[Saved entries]
- - - - - - -

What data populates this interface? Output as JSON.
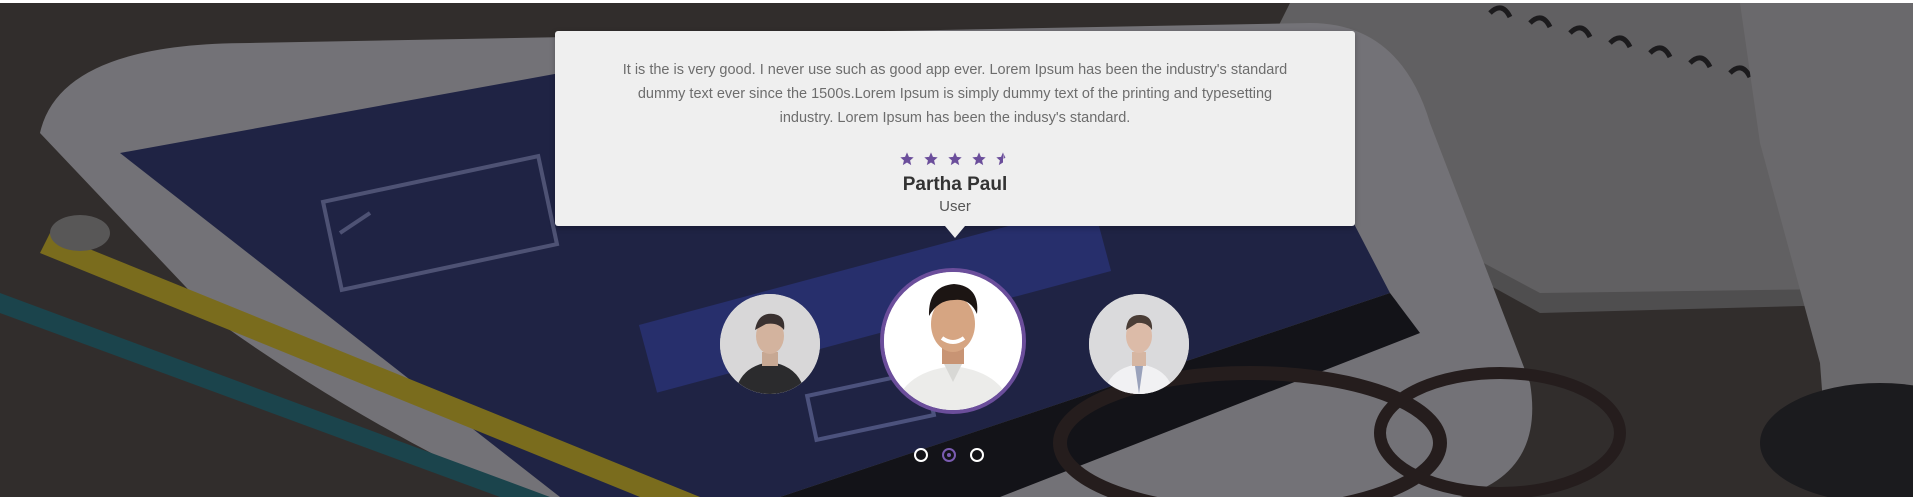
{
  "testimonial": {
    "quote": "It is the is very good. I never use such as good app ever. Lorem Ipsum has been the industry's standard dummy text ever since the 1500s.Lorem Ipsum is simply dummy text of the printing and typesetting industry. Lorem Ipsum has been the indusy's standard.",
    "rating": 4.5,
    "rating_max": 5,
    "name": "Partha Paul",
    "role": "User"
  },
  "carousel": {
    "slides": 3,
    "active_index": 1
  },
  "colors": {
    "accent": "#6b4e9b",
    "card": "#efefef",
    "dot": "#ffffff"
  },
  "icons": {
    "star": "star-icon",
    "half_star": "half-star-icon"
  }
}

- - - - - - -

| What you will do |
Each record above should come back exactly the same, only without its pictures.

| Problem solution |
What data populates this interface? Output as JSON.
{
  "testimonial": {
    "quote": "It is the is very good. I never use such as good app ever. Lorem Ipsum has been the industry's standard dummy text ever since the 1500s.Lorem Ipsum is simply dummy text of the printing and typesetting industry. Lorem Ipsum has been the indusy's standard.",
    "rating": 4.5,
    "rating_max": 5,
    "name": "Partha Paul",
    "role": "User"
  },
  "carousel": {
    "slides": 3,
    "active_index": 1
  },
  "colors": {
    "accent": "#6b4e9b",
    "card": "#efefef",
    "dot": "#ffffff"
  },
  "icons": {
    "star": "star-icon",
    "half_star": "half-star-icon"
  }
}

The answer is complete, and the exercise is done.